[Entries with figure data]
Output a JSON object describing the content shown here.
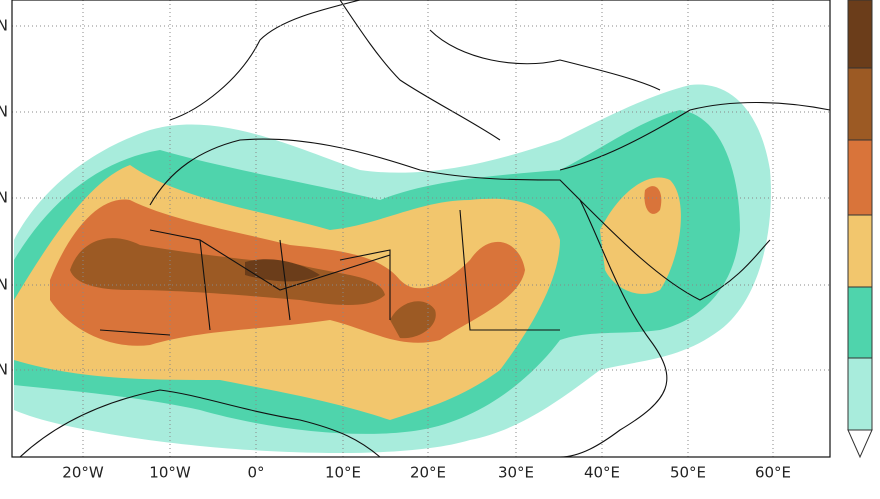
{
  "map": {
    "lon_labels": [
      "20°W",
      "10°W",
      "0°",
      "10°E",
      "20°E",
      "30°E",
      "40°E",
      "50°E",
      "60°E"
    ],
    "lat_labels": [
      "N",
      "N",
      "N",
      "N",
      "N"
    ]
  }
}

Written instruction => All of the material above is to be copied exactly, except for its images.

Answer =>
Output a JSON object describing the content shown here.
{
  "map": {
    "lon_labels": [
      "20°W",
      "10°W",
      "0°",
      "10°E",
      "20°E",
      "30°E",
      "40°E",
      "50°E",
      "60°E"
    ],
    "lat_labels": [
      "N",
      "N",
      "N",
      "N",
      "N"
    ]
  }
}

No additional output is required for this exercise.